>> begin Task inputs

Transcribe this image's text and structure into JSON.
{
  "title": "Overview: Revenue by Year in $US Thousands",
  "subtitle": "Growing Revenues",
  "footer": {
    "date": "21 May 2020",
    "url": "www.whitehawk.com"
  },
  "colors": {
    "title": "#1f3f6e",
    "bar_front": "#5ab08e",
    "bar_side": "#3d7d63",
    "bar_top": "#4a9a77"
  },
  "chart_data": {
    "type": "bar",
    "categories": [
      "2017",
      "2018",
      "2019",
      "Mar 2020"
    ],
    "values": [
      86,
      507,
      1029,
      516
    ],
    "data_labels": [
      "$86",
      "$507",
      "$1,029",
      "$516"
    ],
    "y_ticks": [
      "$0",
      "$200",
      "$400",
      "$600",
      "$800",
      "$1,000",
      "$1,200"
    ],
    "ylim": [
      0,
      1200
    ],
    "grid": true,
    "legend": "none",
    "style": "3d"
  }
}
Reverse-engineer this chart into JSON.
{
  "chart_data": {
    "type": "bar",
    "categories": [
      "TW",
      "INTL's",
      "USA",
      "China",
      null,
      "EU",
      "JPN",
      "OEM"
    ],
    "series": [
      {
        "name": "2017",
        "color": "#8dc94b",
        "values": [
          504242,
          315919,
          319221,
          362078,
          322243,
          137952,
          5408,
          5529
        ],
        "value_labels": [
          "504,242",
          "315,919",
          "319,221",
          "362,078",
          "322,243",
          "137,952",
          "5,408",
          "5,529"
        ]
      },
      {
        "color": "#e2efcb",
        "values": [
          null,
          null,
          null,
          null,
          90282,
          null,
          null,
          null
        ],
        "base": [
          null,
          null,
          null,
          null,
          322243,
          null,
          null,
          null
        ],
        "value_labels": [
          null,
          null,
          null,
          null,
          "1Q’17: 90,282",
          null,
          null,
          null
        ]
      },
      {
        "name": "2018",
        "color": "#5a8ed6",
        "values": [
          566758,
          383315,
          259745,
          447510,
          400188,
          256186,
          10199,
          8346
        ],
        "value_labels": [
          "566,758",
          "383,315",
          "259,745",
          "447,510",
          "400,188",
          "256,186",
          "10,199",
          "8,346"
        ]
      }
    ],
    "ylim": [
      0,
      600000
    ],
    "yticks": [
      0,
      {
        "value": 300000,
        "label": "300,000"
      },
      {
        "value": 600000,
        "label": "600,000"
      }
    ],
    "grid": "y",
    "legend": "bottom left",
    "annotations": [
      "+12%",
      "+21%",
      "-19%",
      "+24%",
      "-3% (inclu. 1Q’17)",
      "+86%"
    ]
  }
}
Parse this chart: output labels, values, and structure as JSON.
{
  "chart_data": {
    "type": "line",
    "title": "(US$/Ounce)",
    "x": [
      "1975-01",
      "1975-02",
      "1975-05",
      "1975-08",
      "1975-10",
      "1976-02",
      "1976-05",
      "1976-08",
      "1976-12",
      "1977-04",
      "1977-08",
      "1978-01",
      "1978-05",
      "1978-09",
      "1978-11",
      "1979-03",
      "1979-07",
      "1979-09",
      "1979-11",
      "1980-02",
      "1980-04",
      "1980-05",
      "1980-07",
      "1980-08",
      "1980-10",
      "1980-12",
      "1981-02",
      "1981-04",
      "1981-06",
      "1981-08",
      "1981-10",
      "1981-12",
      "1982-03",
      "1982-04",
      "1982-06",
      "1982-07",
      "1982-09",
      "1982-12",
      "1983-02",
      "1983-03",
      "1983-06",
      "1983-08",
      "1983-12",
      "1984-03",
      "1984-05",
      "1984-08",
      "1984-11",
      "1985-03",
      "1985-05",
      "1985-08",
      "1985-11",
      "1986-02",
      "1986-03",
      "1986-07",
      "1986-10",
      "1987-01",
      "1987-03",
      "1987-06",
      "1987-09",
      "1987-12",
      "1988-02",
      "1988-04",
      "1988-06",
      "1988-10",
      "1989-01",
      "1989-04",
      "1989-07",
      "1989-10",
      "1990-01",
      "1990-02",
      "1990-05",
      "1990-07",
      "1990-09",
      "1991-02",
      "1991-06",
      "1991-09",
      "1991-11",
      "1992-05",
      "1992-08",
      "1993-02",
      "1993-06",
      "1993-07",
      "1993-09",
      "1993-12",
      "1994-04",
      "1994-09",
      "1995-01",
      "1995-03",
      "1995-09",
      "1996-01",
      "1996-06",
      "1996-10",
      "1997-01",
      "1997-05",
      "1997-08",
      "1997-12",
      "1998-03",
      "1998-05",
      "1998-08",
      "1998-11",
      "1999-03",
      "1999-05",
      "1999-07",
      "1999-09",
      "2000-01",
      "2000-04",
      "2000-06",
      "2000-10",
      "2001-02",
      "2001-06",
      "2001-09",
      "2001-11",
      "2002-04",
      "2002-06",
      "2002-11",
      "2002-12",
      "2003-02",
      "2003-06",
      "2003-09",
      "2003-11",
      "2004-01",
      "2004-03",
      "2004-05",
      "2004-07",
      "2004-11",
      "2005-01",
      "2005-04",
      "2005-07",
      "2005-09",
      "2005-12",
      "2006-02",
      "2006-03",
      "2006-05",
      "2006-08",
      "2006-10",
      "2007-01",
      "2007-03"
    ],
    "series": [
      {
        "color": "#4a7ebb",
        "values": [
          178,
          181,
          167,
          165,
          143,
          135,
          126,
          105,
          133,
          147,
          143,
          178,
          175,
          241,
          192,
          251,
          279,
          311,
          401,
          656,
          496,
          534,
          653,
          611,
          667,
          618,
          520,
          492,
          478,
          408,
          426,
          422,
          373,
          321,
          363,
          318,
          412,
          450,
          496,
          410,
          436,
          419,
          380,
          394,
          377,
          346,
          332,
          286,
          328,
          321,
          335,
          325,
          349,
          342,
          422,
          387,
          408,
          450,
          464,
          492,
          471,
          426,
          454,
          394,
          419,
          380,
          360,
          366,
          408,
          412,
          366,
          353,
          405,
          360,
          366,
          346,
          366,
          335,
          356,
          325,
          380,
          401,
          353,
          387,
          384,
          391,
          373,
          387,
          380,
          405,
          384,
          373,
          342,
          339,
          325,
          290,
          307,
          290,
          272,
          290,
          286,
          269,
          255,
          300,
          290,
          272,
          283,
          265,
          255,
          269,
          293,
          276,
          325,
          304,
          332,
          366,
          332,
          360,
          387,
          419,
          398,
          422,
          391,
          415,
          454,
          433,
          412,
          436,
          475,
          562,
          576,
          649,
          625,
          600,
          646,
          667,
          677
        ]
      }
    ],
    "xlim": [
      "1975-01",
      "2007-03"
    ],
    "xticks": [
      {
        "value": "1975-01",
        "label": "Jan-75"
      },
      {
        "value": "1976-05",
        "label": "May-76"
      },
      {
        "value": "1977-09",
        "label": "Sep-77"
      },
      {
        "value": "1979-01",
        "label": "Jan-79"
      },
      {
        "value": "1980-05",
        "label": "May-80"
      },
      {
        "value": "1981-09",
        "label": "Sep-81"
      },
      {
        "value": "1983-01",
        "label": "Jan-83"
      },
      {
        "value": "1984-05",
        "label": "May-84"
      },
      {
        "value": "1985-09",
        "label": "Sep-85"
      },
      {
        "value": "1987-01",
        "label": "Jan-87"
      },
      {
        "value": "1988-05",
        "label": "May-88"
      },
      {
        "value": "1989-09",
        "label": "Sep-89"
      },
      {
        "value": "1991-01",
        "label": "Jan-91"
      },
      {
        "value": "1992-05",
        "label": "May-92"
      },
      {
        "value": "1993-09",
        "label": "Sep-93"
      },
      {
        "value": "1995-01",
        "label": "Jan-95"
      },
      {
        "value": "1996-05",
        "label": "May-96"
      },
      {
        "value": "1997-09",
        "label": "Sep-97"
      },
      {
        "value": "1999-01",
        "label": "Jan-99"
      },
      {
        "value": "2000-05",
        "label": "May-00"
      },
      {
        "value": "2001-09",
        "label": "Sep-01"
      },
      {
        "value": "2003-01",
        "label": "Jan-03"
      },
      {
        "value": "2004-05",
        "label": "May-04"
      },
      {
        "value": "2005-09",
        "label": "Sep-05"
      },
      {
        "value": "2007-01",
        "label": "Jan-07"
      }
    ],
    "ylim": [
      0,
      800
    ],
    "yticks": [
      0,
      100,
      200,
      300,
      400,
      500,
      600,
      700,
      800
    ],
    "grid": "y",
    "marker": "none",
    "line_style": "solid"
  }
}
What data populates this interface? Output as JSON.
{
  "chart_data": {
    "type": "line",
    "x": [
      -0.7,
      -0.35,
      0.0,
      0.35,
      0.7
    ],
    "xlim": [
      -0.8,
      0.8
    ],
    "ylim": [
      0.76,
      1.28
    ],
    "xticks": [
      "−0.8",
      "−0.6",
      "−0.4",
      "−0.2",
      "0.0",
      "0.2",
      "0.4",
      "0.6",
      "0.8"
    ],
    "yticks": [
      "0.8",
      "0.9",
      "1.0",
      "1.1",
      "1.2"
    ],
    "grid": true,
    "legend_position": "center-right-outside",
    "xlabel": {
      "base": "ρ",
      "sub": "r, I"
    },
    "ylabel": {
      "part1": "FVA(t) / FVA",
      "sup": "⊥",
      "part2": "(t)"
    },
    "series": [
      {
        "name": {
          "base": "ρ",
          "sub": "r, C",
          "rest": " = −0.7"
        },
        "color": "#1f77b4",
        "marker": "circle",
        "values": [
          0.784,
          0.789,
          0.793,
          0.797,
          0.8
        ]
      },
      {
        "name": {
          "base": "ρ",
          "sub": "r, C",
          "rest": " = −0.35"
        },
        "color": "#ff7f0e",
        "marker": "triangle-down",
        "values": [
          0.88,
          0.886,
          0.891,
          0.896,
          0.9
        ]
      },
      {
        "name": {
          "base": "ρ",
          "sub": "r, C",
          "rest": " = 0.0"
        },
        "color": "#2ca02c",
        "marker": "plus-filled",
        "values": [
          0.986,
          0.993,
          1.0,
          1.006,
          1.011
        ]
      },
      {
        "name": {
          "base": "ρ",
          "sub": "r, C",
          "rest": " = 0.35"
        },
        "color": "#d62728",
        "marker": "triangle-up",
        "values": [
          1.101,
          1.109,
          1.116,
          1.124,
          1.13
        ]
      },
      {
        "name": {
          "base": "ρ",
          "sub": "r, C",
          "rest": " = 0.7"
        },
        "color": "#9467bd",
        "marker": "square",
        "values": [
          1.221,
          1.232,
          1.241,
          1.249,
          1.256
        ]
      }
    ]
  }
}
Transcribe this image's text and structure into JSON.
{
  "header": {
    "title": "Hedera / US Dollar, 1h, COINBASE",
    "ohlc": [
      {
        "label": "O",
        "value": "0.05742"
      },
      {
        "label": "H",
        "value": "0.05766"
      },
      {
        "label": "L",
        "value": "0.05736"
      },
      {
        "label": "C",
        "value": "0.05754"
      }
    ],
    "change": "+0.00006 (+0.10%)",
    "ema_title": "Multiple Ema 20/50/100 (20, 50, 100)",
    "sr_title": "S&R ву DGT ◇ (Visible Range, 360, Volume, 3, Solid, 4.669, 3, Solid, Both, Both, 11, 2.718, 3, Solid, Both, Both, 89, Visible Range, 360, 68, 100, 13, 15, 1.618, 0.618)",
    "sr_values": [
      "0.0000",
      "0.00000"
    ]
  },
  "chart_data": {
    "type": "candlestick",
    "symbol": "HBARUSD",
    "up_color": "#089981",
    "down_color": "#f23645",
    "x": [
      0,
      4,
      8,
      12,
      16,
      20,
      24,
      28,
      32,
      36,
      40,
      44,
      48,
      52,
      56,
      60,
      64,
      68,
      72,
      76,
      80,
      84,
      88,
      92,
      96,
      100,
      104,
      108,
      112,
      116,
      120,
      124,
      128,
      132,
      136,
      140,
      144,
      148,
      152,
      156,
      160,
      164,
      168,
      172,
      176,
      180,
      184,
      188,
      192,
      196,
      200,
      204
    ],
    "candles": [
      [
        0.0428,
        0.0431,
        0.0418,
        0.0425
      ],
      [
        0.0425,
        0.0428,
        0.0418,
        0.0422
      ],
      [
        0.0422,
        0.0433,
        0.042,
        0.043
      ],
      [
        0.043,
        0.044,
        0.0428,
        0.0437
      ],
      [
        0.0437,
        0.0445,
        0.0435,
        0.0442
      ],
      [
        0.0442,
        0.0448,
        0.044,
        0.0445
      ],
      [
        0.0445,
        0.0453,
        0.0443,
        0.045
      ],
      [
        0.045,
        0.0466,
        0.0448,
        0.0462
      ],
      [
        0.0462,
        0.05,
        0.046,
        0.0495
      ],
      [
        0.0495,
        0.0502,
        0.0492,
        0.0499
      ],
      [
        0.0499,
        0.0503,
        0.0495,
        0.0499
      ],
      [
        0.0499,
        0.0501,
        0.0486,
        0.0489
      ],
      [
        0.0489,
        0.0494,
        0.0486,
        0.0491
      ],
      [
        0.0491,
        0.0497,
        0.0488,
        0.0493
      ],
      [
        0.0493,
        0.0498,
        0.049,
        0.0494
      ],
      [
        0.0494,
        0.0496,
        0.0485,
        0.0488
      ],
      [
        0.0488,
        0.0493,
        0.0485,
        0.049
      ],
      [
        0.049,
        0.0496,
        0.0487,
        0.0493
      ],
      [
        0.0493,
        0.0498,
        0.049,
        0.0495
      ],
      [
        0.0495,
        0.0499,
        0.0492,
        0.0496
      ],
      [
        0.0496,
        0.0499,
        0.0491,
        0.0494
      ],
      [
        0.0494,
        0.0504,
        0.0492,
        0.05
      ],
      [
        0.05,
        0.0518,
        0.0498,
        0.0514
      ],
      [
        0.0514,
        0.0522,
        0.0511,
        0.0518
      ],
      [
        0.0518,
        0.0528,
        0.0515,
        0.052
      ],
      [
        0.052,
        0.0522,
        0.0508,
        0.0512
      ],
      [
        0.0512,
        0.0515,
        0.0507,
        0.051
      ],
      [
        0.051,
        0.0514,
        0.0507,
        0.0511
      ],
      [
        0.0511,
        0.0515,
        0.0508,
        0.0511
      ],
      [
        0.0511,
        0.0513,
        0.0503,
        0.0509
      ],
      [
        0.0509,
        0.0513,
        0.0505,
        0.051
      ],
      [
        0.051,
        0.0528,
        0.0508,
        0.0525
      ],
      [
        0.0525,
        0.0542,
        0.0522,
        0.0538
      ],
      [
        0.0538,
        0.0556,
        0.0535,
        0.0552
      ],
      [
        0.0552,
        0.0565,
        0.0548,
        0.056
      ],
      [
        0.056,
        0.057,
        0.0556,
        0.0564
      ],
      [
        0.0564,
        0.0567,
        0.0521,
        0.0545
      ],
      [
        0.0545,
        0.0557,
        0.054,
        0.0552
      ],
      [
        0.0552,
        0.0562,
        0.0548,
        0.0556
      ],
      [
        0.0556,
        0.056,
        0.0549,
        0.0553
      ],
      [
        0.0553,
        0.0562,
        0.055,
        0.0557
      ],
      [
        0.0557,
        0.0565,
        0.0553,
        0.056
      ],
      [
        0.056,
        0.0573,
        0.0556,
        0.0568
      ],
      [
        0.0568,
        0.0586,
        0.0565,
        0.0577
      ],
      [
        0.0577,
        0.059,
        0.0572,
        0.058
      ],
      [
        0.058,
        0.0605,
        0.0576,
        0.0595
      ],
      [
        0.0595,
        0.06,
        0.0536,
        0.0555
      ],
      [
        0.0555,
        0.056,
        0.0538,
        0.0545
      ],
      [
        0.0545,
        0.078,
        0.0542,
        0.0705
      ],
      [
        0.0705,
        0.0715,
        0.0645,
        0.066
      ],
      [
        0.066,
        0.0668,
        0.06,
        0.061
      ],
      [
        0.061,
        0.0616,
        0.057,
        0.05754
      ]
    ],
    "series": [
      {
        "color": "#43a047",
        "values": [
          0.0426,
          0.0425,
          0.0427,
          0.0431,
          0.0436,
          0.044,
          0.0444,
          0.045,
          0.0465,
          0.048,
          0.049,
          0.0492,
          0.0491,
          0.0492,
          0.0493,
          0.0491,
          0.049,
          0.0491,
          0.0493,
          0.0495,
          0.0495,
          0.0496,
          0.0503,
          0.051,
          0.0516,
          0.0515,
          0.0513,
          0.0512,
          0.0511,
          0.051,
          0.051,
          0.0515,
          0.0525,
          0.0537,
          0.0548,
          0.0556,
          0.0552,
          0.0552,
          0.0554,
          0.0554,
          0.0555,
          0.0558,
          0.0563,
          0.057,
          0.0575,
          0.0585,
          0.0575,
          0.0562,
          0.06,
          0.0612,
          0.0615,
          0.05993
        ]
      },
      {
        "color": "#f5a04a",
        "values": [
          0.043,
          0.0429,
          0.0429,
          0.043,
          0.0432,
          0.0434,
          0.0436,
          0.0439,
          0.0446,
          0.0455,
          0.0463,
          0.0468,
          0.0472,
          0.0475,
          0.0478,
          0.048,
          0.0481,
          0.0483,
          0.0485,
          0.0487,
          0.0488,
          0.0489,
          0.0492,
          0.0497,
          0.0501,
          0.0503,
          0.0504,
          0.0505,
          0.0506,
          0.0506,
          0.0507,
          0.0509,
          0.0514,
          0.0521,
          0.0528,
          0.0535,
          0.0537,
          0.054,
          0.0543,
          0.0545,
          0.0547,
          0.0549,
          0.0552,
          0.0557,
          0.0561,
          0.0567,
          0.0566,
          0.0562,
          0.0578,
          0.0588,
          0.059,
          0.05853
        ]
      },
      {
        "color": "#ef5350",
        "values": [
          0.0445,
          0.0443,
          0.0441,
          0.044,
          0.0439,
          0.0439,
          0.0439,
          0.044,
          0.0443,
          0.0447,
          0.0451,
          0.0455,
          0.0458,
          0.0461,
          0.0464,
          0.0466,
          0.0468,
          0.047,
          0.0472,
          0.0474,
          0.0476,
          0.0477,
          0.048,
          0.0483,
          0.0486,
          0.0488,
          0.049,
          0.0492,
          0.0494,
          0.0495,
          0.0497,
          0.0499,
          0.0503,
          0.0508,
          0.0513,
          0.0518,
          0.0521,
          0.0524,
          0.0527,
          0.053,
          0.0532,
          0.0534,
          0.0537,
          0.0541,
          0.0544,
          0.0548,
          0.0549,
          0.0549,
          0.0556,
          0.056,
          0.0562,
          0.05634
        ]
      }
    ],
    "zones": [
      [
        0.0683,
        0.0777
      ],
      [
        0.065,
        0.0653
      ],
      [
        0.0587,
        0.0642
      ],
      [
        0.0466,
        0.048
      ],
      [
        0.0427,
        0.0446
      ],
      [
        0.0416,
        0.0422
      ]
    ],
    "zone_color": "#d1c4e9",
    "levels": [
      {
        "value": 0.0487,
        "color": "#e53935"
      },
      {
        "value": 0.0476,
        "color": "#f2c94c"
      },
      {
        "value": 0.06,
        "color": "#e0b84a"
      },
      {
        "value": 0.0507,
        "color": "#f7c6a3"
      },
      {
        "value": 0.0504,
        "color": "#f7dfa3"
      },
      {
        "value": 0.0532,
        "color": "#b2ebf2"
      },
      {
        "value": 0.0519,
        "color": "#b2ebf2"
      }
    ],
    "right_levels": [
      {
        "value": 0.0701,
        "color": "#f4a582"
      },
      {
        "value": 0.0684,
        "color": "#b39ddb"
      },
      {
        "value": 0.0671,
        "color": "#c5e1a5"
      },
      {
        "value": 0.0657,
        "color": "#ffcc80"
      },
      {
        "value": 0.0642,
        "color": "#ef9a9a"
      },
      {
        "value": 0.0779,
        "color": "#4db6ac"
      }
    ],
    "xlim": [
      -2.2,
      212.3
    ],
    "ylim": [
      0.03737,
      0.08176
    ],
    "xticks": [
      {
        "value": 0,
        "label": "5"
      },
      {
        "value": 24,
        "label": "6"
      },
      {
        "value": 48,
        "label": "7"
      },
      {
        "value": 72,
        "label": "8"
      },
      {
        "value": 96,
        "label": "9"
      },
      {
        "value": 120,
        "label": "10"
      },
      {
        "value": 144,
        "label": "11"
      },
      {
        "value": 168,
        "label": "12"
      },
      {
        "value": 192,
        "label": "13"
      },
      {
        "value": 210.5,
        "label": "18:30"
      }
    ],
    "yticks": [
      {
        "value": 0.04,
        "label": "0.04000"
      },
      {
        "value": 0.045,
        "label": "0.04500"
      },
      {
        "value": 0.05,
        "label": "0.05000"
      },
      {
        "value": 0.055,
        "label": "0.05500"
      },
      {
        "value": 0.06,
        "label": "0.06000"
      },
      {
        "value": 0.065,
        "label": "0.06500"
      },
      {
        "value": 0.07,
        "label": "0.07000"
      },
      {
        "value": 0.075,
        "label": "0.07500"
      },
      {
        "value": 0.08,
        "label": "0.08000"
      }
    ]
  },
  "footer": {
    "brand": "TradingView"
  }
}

>> end Task inputs

Go through the material above and copy each line that has the word "marker".

**Exercise answer:**
    "marker": "none",
        "marker": "circle",
        "marker": "triangle-down",
        "marker": "plus-filled",
        "marker": "triangle-up",
        "marker": "square",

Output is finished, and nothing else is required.